_What you have to do_
Every line that contains the word "Importance" should be copied.
═════ Data
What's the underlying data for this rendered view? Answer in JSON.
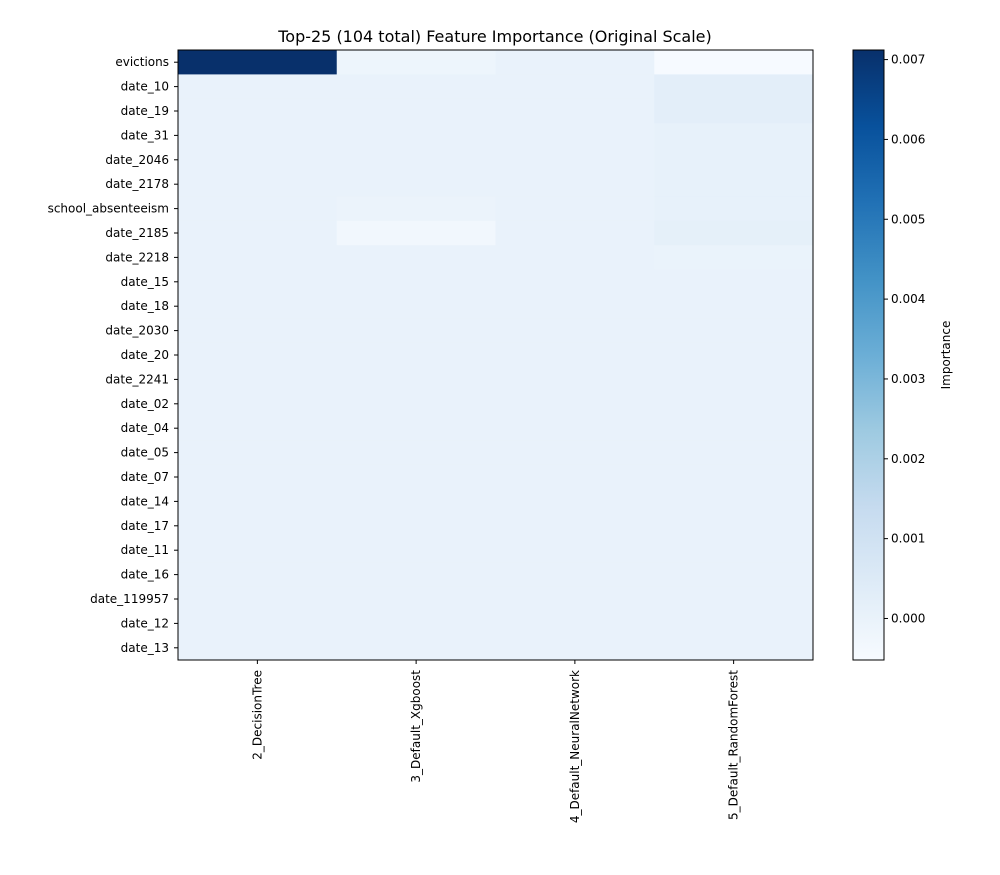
{
  "chart_data": {
    "type": "heatmap",
    "title": "Top-25 (104 total) Feature Importance (Original Scale)",
    "xlabel": "",
    "ylabel": "",
    "columns": [
      "2_DecisionTree",
      "3_Default_Xgboost",
      "4_Default_NeuralNetwork",
      "5_Default_RandomForest"
    ],
    "rows": [
      "evictions",
      "date_10",
      "date_19",
      "date_31",
      "date_2046",
      "date_2178",
      "school_absenteeism",
      "date_2185",
      "date_2218",
      "date_15",
      "date_18",
      "date_2030",
      "date_20",
      "date_2241",
      "date_02",
      "date_04",
      "date_05",
      "date_07",
      "date_14",
      "date_17",
      "date_11",
      "date_16",
      "date_119957",
      "date_12",
      "date_13"
    ],
    "values": [
      [
        0.00712,
        -0.00015,
        0.0,
        -0.00048
      ],
      [
        0.0,
        0.0,
        0.0,
        0.00025
      ],
      [
        0.0,
        0.0,
        0.0,
        0.00025
      ],
      [
        0.0,
        0.0,
        0.0,
        0.0001
      ],
      [
        0.0,
        0.0,
        0.0,
        0.0001
      ],
      [
        0.0,
        0.0,
        0.0,
        0.0001
      ],
      [
        0.0,
        -5e-05,
        0.0,
        0.0001
      ],
      [
        0.0,
        -0.0003,
        0.0,
        0.00015
      ],
      [
        0.0,
        0.0,
        0.0,
        -3e-05
      ],
      [
        0.0,
        0.0,
        0.0,
        0.0
      ],
      [
        0.0,
        0.0,
        0.0,
        0.0
      ],
      [
        0.0,
        0.0,
        0.0,
        0.0
      ],
      [
        0.0,
        0.0,
        0.0,
        0.0
      ],
      [
        0.0,
        0.0,
        0.0,
        0.0
      ],
      [
        0.0,
        0.0,
        0.0,
        0.0
      ],
      [
        0.0,
        0.0,
        0.0,
        0.0
      ],
      [
        0.0,
        0.0,
        0.0,
        0.0
      ],
      [
        0.0,
        0.0,
        0.0,
        0.0
      ],
      [
        0.0,
        0.0,
        0.0,
        0.0
      ],
      [
        0.0,
        0.0,
        0.0,
        0.0
      ],
      [
        0.0,
        0.0,
        0.0,
        0.0
      ],
      [
        0.0,
        0.0,
        0.0,
        0.0
      ],
      [
        0.0,
        0.0,
        0.0,
        0.0
      ],
      [
        0.0,
        0.0,
        0.0,
        0.0
      ],
      [
        0.0,
        0.0,
        0.0,
        0.0
      ]
    ],
    "colormap": "Blues",
    "vmin": -0.00052,
    "vmax": 0.00712,
    "colorbar": {
      "label": "Importance",
      "ticks": [
        0.0,
        0.001,
        0.002,
        0.003,
        0.004,
        0.005,
        0.006,
        0.007
      ],
      "tick_labels": [
        "0.000",
        "0.001",
        "0.002",
        "0.003",
        "0.004",
        "0.005",
        "0.006",
        "0.007"
      ],
      "placement": "right"
    },
    "grid": false,
    "legend": "none"
  }
}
══════════
_Task output_
    "title": "Top-25 (104 total) Feature Importance (Original Scale)",
      "label": "Importance",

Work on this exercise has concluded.